- **WHAT YOU NEED TO DO**: Determine how many lines in the data below contain "CORRELATION" and write only that number.
======== GIVEN RECORDS
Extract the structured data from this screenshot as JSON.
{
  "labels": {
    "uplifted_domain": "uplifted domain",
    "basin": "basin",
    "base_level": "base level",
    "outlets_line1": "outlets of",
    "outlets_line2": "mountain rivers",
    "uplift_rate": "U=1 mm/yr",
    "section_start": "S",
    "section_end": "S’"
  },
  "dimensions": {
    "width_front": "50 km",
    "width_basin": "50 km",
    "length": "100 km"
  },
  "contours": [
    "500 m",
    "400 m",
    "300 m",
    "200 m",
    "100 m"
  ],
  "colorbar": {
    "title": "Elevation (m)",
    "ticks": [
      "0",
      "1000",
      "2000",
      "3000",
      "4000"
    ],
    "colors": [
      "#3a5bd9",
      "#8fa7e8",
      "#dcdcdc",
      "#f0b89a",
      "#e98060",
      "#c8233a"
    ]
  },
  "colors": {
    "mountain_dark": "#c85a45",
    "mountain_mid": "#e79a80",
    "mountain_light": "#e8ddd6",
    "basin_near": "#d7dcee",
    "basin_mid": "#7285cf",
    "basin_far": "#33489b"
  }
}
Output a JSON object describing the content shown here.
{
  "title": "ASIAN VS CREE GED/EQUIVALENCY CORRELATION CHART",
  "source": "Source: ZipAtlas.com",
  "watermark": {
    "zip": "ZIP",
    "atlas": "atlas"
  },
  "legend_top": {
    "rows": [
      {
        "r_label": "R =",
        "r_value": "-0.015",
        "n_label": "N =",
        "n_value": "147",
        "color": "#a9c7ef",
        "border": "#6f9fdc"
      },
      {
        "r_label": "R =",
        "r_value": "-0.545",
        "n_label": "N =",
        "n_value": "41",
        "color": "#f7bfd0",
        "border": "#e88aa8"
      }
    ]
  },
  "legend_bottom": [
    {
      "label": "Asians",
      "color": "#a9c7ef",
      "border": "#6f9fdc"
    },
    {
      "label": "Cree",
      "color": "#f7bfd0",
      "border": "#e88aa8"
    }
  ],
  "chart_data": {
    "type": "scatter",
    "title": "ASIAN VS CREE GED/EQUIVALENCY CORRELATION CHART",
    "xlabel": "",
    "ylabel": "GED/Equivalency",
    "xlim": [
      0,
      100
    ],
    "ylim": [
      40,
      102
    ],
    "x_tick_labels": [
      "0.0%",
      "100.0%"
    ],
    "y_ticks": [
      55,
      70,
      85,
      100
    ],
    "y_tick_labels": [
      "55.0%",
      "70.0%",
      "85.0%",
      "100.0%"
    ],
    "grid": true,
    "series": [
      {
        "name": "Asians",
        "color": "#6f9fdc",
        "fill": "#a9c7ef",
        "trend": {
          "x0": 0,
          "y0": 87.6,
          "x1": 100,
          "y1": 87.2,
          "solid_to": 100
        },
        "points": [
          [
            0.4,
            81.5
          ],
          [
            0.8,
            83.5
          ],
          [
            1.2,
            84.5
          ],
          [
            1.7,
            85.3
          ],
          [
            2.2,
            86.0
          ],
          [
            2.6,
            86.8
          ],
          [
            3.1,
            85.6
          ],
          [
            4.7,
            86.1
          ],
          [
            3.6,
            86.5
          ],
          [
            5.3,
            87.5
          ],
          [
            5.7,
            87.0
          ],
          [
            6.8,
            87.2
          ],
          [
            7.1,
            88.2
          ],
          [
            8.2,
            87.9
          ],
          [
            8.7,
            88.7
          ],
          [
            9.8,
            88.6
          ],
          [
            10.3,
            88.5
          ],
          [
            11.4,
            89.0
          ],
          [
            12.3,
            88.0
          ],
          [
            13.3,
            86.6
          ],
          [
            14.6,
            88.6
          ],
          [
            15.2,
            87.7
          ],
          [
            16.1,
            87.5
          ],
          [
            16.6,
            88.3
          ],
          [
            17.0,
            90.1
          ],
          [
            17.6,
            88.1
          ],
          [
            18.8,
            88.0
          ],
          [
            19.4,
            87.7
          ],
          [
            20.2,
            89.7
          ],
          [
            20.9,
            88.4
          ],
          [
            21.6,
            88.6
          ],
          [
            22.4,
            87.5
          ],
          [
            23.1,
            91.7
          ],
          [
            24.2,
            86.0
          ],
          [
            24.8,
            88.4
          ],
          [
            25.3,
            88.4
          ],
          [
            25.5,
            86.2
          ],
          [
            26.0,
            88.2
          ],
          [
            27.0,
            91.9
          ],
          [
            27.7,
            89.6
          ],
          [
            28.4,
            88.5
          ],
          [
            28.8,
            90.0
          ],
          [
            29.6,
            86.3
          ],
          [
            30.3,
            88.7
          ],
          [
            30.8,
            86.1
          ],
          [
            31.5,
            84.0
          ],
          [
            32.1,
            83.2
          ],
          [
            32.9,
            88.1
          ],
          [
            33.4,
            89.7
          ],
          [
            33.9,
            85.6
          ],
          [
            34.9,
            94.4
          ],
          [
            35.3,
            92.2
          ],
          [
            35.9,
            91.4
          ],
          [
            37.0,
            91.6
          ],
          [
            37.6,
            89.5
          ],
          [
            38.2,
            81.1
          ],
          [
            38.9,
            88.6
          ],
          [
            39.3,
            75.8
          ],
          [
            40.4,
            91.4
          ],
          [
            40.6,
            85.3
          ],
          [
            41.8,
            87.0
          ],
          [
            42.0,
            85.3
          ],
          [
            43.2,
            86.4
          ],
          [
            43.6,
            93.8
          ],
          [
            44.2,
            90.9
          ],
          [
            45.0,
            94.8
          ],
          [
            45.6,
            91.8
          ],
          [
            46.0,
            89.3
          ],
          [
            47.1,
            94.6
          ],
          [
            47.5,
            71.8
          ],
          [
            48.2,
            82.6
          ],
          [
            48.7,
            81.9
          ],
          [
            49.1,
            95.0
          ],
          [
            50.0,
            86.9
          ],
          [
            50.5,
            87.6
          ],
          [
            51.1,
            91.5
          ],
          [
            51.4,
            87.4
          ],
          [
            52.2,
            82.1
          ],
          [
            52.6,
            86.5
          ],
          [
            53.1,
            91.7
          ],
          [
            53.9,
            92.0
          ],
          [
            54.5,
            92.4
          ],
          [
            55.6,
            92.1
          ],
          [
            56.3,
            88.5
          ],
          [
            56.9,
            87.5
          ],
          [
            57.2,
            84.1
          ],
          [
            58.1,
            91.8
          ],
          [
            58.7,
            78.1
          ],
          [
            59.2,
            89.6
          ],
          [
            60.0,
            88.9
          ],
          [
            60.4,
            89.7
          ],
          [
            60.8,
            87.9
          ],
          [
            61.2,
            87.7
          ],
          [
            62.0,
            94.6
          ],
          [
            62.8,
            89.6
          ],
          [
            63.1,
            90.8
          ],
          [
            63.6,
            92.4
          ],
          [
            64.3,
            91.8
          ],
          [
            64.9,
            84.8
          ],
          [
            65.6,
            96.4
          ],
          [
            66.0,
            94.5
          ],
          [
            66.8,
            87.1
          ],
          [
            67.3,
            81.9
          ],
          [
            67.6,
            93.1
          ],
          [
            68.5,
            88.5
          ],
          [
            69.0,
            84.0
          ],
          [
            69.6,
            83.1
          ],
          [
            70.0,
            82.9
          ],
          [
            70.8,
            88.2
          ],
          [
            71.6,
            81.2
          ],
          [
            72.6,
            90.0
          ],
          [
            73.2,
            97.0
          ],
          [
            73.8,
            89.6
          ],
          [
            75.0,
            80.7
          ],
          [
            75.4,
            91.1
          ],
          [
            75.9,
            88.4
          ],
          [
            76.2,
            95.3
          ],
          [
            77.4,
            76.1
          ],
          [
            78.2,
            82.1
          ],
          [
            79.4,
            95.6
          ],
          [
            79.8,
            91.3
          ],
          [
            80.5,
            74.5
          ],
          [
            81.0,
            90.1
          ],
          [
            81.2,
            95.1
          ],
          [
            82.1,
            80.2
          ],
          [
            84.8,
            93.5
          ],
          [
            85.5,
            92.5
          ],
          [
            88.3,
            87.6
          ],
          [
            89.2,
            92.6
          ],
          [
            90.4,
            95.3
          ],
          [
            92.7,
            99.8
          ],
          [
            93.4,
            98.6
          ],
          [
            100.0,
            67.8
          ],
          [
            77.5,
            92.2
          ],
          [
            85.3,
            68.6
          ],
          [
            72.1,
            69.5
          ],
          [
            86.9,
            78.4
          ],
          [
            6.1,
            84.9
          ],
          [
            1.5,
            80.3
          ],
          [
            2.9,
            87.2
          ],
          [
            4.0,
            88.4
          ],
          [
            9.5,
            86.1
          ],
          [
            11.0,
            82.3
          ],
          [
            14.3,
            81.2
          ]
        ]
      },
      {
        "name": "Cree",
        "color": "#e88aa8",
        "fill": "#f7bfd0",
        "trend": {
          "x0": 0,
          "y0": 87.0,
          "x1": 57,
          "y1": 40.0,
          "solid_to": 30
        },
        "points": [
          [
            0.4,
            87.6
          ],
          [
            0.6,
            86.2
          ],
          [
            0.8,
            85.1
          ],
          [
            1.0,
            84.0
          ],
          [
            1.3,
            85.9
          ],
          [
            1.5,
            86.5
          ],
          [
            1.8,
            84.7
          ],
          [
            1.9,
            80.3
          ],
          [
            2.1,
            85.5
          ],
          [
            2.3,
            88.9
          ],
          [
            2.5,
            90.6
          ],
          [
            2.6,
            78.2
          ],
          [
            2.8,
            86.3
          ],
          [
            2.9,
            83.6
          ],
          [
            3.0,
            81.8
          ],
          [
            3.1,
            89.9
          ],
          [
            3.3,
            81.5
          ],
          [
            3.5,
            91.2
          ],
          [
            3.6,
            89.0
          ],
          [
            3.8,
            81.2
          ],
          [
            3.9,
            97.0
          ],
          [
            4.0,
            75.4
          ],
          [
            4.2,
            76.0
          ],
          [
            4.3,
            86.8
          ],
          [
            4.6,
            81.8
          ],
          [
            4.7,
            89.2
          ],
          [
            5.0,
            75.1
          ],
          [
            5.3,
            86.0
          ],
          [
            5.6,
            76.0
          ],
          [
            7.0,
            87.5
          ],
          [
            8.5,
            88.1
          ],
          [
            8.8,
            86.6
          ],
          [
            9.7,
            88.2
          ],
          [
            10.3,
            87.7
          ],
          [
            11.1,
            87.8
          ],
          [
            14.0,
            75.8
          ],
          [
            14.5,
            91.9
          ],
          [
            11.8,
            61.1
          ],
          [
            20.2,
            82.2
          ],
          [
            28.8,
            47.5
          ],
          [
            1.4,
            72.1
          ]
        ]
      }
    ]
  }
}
================
- **RESPONSE TO THE TASK**: 2